Would you return all of this data exactly, leaving nothing out?

Records that describe figures:
____________
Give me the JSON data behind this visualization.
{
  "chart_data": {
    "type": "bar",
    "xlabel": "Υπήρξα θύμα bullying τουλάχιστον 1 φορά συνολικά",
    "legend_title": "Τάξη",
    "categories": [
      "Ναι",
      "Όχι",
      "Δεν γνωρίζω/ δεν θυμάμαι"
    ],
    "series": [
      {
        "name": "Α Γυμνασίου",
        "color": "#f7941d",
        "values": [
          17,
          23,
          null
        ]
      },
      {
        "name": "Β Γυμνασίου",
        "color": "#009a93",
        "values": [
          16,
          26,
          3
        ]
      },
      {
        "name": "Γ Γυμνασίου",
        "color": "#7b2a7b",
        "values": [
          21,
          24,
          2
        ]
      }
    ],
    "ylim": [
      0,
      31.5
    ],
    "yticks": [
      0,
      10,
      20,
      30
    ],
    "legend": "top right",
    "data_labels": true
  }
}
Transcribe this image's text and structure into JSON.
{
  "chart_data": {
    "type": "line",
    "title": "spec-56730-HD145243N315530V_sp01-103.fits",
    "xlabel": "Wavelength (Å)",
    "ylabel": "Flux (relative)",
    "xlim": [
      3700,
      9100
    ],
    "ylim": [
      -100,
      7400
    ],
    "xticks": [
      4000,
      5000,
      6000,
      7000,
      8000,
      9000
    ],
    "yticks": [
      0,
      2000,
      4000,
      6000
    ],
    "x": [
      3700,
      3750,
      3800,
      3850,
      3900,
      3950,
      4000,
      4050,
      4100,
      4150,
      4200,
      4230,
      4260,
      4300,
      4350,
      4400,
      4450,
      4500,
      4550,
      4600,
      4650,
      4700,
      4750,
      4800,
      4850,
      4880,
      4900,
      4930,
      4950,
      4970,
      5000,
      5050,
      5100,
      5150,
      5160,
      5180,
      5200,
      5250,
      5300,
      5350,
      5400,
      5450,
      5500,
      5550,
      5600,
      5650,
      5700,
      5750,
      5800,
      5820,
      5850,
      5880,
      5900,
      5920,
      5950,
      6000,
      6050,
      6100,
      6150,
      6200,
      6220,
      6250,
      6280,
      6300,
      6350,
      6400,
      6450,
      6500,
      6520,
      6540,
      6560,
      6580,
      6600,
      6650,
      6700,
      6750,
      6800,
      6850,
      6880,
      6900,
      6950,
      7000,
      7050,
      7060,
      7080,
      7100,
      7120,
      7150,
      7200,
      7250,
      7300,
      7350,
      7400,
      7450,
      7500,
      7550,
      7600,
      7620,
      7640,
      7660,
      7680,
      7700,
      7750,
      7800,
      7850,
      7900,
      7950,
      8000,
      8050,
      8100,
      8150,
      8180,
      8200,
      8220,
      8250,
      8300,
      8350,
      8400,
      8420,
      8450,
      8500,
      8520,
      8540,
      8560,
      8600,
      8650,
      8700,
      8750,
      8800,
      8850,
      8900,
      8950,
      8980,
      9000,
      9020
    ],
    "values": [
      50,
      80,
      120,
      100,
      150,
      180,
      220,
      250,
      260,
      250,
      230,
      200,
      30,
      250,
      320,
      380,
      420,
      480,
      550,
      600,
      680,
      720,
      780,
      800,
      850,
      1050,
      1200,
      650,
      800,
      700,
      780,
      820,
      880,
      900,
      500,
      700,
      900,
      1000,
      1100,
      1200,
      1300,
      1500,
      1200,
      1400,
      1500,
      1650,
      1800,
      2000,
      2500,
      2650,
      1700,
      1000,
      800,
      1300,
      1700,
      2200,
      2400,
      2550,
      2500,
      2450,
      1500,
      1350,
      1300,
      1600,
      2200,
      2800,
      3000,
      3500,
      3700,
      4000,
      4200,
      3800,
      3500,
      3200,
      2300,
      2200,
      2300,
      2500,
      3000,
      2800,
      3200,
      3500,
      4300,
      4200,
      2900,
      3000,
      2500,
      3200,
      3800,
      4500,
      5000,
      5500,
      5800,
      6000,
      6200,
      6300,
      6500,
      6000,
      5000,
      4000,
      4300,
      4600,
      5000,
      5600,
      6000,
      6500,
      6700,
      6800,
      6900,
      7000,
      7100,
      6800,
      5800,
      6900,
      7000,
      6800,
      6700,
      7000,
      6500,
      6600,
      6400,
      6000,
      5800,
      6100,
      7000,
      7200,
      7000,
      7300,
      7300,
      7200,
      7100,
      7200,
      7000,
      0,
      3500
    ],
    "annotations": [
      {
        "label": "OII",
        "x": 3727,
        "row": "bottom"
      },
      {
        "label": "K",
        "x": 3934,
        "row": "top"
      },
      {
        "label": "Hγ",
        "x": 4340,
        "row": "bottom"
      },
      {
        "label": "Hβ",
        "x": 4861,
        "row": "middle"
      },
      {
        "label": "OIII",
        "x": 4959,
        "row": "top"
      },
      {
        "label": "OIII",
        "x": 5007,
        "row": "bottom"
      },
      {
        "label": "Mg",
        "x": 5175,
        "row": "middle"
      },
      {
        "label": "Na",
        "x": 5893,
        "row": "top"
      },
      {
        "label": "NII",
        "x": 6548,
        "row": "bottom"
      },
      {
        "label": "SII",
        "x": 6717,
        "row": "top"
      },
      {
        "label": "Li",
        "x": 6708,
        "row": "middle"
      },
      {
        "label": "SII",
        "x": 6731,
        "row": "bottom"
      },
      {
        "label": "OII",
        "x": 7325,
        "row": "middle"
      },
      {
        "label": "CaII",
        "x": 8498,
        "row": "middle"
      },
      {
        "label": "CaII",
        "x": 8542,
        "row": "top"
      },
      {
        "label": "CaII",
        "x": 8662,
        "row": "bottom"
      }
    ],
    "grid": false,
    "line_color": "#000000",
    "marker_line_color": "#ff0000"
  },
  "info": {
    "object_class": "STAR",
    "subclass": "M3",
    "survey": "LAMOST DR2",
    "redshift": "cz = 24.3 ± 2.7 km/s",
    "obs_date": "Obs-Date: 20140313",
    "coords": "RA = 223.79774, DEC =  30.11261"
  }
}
____________
# EXERCISE RESPONSE
Give me the JSON data behind this visualization.
{
  "chart_data": {
    "type": "bar",
    "xlabel": "Υπήρξα θύμα bullying τουλάχιστον 1 φορά συνολικά",
    "legend_title": "Τάξη",
    "categories": [
      "Ναι",
      "Όχι",
      "Δεν γνωρίζω/ δεν θυμάμαι"
    ],
    "series": [
      {
        "name": "Α Γυμνασίου",
        "color": "#f7941d",
        "values": [
          17,
          23,
          null
        ]
      },
      {
        "name": "Β Γυμνασίου",
        "color": "#009a93",
        "values": [
          16,
          26,
          3
        ]
      },
      {
        "name": "Γ Γυμνασίου",
        "color": "#7b2a7b",
        "values": [
          21,
          24,
          2
        ]
      }
    ],
    "ylim": [
      0,
      31.5
    ],
    "yticks": [
      0,
      10,
      20,
      30
    ],
    "legend": "top right",
    "data_labels": true
  }
}
Transcribe this image's text and structure into JSON.
{
  "chart_data": {
    "type": "line",
    "title": "spec-56730-HD145243N315530V_sp01-103.fits",
    "xlabel": "Wavelength (Å)",
    "ylabel": "Flux (relative)",
    "xlim": [
      3700,
      9100
    ],
    "ylim": [
      -100,
      7400
    ],
    "xticks": [
      4000,
      5000,
      6000,
      7000,
      8000,
      9000
    ],
    "yticks": [
      0,
      2000,
      4000,
      6000
    ],
    "x": [
      3700,
      3750,
      3800,
      3850,
      3900,
      3950,
      4000,
      4050,
      4100,
      4150,
      4200,
      4230,
      4260,
      4300,
      4350,
      4400,
      4450,
      4500,
      4550,
      4600,
      4650,
      4700,
      4750,
      4800,
      4850,
      4880,
      4900,
      4930,
      4950,
      4970,
      5000,
      5050,
      5100,
      5150,
      5160,
      5180,
      5200,
      5250,
      5300,
      5350,
      5400,
      5450,
      5500,
      5550,
      5600,
      5650,
      5700,
      5750,
      5800,
      5820,
      5850,
      5880,
      5900,
      5920,
      5950,
      6000,
      6050,
      6100,
      6150,
      6200,
      6220,
      6250,
      6280,
      6300,
      6350,
      6400,
      6450,
      6500,
      6520,
      6540,
      6560,
      6580,
      6600,
      6650,
      6700,
      6750,
      6800,
      6850,
      6880,
      6900,
      6950,
      7000,
      7050,
      7060,
      7080,
      7100,
      7120,
      7150,
      7200,
      7250,
      7300,
      7350,
      7400,
      7450,
      7500,
      7550,
      7600,
      7620,
      7640,
      7660,
      7680,
      7700,
      7750,
      7800,
      7850,
      7900,
      7950,
      8000,
      8050,
      8100,
      8150,
      8180,
      8200,
      8220,
      8250,
      8300,
      8350,
      8400,
      8420,
      8450,
      8500,
      8520,
      8540,
      8560,
      8600,
      8650,
      8700,
      8750,
      8800,
      8850,
      8900,
      8950,
      8980,
      9000,
      9020
    ],
    "values": [
      50,
      80,
      120,
      100,
      150,
      180,
      220,
      250,
      260,
      250,
      230,
      200,
      30,
      250,
      320,
      380,
      420,
      480,
      550,
      600,
      680,
      720,
      780,
      800,
      850,
      1050,
      1200,
      650,
      800,
      700,
      780,
      820,
      880,
      900,
      500,
      700,
      900,
      1000,
      1100,
      1200,
      1300,
      1500,
      1200,
      1400,
      1500,
      1650,
      1800,
      2000,
      2500,
      2650,
      1700,
      1000,
      800,
      1300,
      1700,
      2200,
      2400,
      2550,
      2500,
      2450,
      1500,
      1350,
      1300,
      1600,
      2200,
      2800,
      3000,
      3500,
      3700,
      4000,
      4200,
      3800,
      3500,
      3200,
      2300,
      2200,
      2300,
      2500,
      3000,
      2800,
      3200,
      3500,
      4300,
      4200,
      2900,
      3000,
      2500,
      3200,
      3800,
      4500,
      5000,
      5500,
      5800,
      6000,
      6200,
      6300,
      6500,
      6000,
      5000,
      4000,
      4300,
      4600,
      5000,
      5600,
      6000,
      6500,
      6700,
      6800,
      6900,
      7000,
      7100,
      6800,
      5800,
      6900,
      7000,
      6800,
      6700,
      7000,
      6500,
      6600,
      6400,
      6000,
      5800,
      6100,
      7000,
      7200,
      7000,
      7300,
      7300,
      7200,
      7100,
      7200,
      7000,
      0,
      3500
    ],
    "annotations": [
      {
        "label": "OII",
        "x": 3727,
        "row": "bottom"
      },
      {
        "label": "K",
        "x": 3934,
        "row": "top"
      },
      {
        "label": "Hγ",
        "x": 4340,
        "row": "bottom"
      },
      {
        "label": "Hβ",
        "x": 4861,
        "row": "middle"
      },
      {
        "label": "OIII",
        "x": 4959,
        "row": "top"
      },
      {
        "label": "OIII",
        "x": 5007,
        "row": "bottom"
      },
      {
        "label": "Mg",
        "x": 5175,
        "row": "middle"
      },
      {
        "label": "Na",
        "x": 5893,
        "row": "top"
      },
      {
        "label": "NII",
        "x": 6548,
        "row": "bottom"
      },
      {
        "label": "SII",
        "x": 6717,
        "row": "top"
      },
      {
        "label": "Li",
        "x": 6708,
        "row": "middle"
      },
      {
        "label": "SII",
        "x": 6731,
        "row": "bottom"
      },
      {
        "label": "OII",
        "x": 7325,
        "row": "middle"
      },
      {
        "label": "CaII",
        "x": 8498,
        "row": "middle"
      },
      {
        "label": "CaII",
        "x": 8542,
        "row": "top"
      },
      {
        "label": "CaII",
        "x": 8662,
        "row": "bottom"
      }
    ],
    "grid": false,
    "line_color": "#000000",
    "marker_line_color": "#ff0000"
  },
  "info": {
    "object_class": "STAR",
    "subclass": "M3",
    "survey": "LAMOST DR2",
    "redshift": "cz = 24.3 ± 2.7 km/s",
    "obs_date": "Obs-Date: 20140313",
    "coords": "RA = 223.79774, DEC =  30.11261"
  }
}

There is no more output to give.